_GIVEN REQUEST:_ Show each line that has the string "this" in it.

_Rows from a dataset:_
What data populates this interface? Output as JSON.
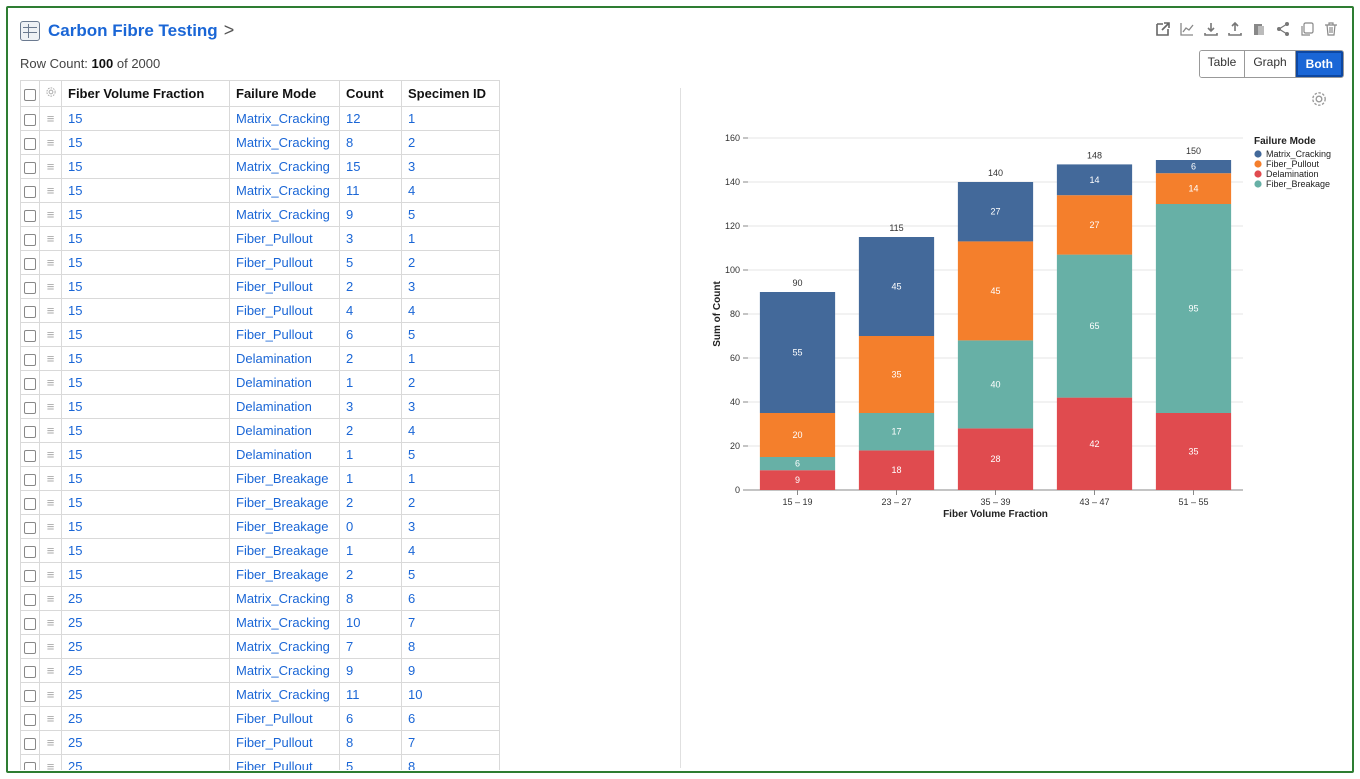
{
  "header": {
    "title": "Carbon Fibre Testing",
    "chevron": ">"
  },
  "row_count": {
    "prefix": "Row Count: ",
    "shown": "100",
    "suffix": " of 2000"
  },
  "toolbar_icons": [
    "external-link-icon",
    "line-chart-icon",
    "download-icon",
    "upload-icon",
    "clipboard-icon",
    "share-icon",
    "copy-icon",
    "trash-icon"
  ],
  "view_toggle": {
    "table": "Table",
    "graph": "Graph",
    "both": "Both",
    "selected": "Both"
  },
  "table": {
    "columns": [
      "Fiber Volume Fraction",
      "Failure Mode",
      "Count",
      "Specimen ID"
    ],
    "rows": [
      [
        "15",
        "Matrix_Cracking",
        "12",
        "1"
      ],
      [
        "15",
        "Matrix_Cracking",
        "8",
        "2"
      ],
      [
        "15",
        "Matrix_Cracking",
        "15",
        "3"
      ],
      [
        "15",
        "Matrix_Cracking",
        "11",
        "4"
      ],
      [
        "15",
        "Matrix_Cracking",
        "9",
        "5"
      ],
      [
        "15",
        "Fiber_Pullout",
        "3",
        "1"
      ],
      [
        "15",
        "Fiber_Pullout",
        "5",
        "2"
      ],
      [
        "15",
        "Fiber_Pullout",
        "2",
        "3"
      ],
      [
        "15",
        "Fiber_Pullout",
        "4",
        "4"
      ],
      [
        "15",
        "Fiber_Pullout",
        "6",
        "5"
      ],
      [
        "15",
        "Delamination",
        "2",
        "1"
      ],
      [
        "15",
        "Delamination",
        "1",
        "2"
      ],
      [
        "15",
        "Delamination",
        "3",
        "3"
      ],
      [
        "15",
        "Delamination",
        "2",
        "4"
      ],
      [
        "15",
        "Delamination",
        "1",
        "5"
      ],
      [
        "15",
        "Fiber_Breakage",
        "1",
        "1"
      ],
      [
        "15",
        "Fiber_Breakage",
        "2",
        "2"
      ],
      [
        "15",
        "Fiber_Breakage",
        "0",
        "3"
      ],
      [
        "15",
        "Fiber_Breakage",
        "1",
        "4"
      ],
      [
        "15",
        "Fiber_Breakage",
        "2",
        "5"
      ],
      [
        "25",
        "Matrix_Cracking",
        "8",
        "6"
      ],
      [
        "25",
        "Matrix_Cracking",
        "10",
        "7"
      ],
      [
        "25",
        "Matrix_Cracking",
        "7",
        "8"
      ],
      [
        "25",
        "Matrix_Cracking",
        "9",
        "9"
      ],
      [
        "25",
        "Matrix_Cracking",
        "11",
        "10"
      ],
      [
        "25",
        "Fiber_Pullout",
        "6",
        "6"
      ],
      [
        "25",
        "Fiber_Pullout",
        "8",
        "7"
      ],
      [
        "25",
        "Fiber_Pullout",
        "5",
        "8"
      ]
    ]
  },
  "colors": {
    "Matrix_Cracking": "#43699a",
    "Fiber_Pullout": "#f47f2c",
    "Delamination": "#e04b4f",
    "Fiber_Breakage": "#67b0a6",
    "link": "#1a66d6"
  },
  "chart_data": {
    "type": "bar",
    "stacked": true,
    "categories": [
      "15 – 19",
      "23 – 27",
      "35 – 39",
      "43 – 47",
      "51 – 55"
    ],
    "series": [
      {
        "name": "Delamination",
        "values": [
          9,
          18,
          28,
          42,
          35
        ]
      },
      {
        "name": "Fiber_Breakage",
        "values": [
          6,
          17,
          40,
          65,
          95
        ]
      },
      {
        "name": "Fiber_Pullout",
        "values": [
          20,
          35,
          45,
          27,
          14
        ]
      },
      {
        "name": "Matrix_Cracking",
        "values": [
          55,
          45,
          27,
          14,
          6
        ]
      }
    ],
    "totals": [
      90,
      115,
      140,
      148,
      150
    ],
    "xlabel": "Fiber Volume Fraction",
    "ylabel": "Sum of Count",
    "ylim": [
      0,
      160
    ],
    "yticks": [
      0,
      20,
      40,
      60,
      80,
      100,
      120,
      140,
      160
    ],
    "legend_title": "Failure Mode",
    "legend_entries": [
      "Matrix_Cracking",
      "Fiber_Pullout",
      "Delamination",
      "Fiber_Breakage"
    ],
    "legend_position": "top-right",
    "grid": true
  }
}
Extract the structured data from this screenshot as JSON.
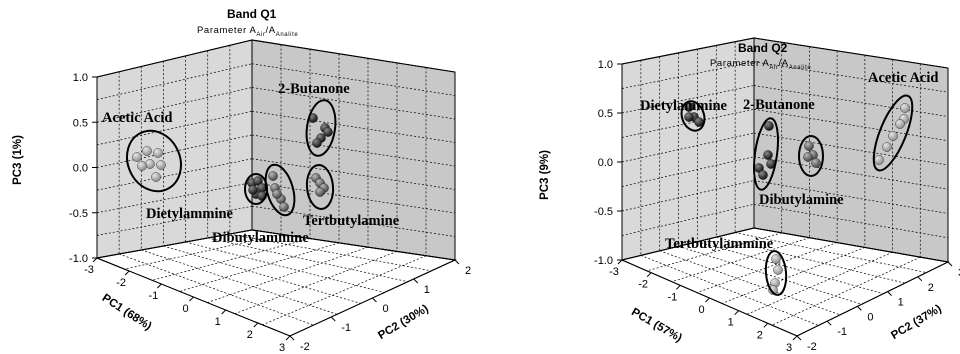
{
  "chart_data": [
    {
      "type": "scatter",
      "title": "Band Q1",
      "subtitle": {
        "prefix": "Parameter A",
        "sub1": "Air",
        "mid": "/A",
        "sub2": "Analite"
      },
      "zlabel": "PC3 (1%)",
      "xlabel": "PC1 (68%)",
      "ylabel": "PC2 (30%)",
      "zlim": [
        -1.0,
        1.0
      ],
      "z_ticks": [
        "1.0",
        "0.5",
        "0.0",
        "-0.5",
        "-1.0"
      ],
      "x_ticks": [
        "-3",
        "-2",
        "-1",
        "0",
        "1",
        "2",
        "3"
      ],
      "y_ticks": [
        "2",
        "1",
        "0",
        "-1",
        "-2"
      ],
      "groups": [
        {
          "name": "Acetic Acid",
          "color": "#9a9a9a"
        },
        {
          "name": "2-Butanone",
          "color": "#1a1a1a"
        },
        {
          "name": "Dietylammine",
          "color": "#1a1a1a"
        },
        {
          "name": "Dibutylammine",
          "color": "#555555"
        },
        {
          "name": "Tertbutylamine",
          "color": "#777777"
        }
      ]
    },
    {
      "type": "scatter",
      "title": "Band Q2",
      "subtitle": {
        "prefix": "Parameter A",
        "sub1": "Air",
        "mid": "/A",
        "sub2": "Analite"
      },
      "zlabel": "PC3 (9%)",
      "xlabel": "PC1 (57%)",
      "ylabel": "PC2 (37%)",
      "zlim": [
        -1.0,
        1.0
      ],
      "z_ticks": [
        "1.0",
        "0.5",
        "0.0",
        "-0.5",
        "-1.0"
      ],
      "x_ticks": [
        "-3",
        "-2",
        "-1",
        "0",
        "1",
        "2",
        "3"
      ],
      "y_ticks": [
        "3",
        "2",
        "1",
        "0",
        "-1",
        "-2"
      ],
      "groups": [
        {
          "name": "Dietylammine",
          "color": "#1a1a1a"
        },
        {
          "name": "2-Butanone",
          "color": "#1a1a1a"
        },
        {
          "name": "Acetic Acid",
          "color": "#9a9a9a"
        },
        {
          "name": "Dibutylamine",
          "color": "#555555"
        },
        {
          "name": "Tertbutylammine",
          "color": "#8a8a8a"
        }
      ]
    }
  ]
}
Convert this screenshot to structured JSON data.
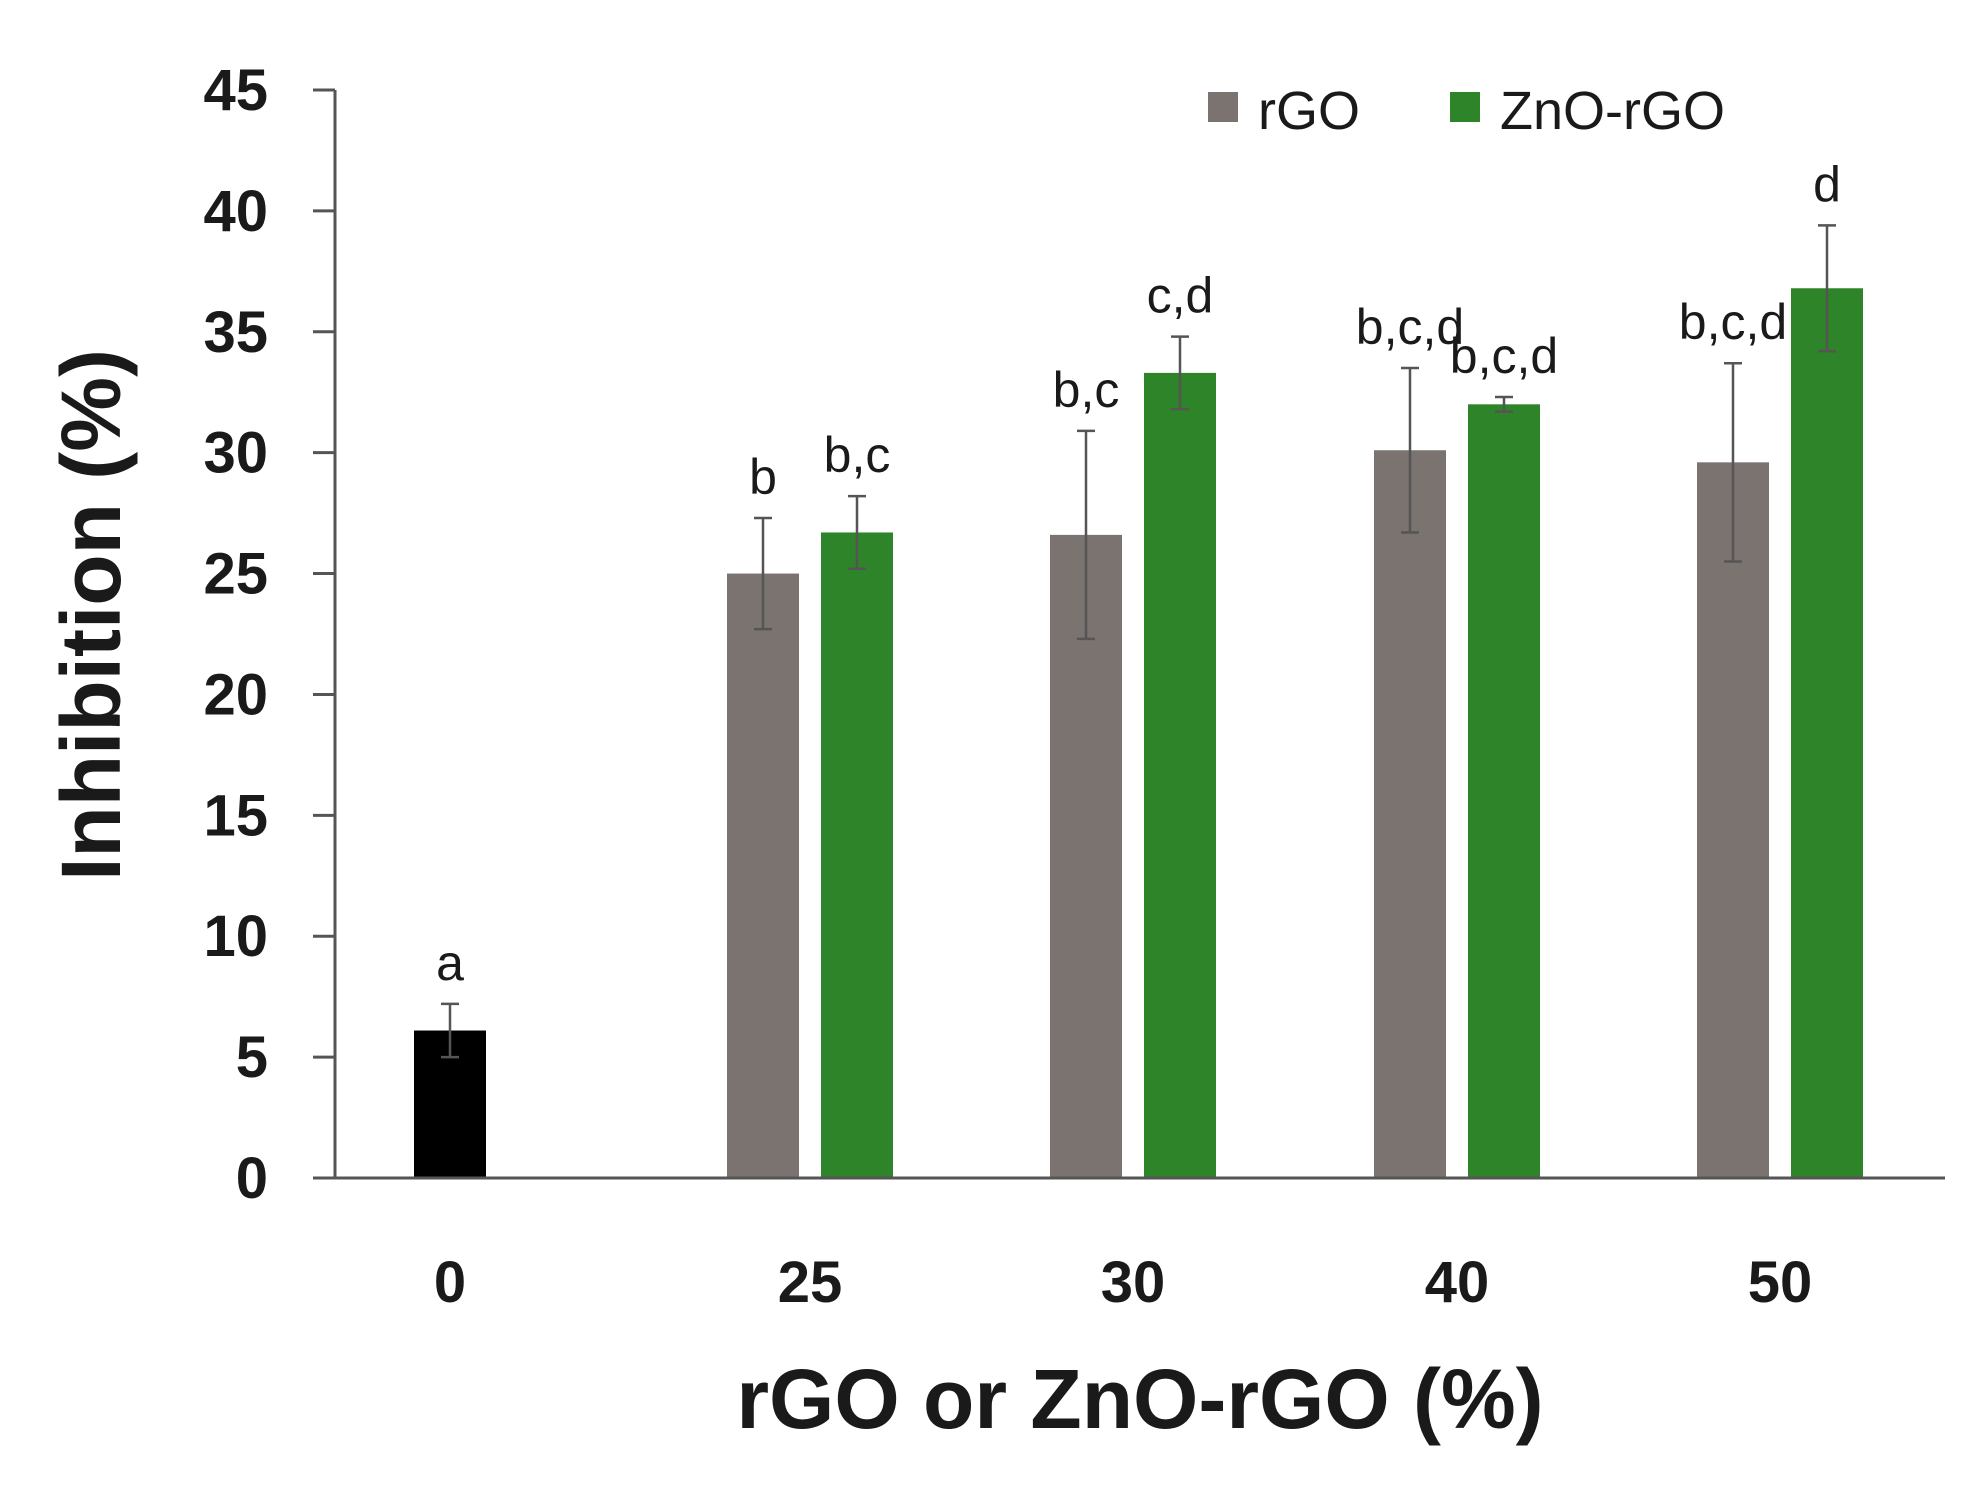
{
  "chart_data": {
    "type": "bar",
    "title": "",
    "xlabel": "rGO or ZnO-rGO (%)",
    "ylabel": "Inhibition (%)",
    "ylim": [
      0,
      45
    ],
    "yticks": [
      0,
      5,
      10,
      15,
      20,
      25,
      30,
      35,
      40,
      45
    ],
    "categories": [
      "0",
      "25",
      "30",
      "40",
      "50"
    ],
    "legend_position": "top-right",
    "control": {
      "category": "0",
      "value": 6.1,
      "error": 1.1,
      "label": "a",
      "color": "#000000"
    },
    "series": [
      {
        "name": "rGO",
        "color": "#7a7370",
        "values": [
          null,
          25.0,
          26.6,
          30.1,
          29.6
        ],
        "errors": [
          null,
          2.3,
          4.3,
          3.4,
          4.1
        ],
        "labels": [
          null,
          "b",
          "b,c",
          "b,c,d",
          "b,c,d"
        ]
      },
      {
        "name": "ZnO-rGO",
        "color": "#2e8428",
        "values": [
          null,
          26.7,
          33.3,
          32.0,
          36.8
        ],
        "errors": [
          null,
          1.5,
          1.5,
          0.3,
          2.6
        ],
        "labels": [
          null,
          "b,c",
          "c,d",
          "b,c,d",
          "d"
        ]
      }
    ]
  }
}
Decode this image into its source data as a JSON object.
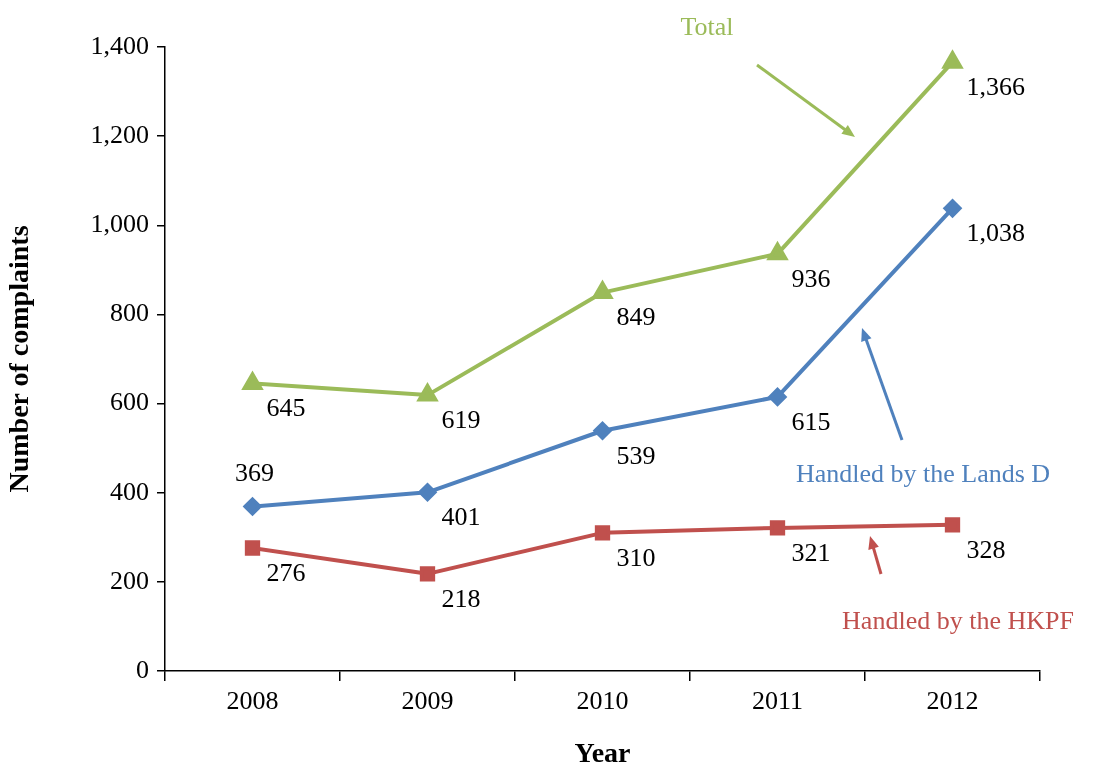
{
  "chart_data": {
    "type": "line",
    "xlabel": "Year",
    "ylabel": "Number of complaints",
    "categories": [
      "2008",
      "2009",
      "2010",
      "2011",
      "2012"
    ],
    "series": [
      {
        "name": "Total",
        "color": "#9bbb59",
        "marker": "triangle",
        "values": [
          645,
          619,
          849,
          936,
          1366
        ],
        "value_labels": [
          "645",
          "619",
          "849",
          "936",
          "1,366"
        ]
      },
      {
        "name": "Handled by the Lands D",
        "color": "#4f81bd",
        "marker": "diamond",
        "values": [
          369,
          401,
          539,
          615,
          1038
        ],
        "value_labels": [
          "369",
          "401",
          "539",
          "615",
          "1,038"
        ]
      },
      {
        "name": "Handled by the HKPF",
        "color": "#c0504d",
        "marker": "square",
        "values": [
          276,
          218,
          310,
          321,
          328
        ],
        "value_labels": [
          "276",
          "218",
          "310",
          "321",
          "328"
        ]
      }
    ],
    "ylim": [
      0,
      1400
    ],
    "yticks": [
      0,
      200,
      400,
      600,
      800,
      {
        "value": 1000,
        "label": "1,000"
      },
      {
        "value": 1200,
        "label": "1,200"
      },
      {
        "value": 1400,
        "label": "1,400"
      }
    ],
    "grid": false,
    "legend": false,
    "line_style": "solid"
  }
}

_REPLY TO THE EXERCISE:_
What data populates this interface? Output as JSON.
Extract the structured data from this screenshot as JSON.
Convert this screenshot to structured JSON data.
Decode this image into its source data as a JSON object.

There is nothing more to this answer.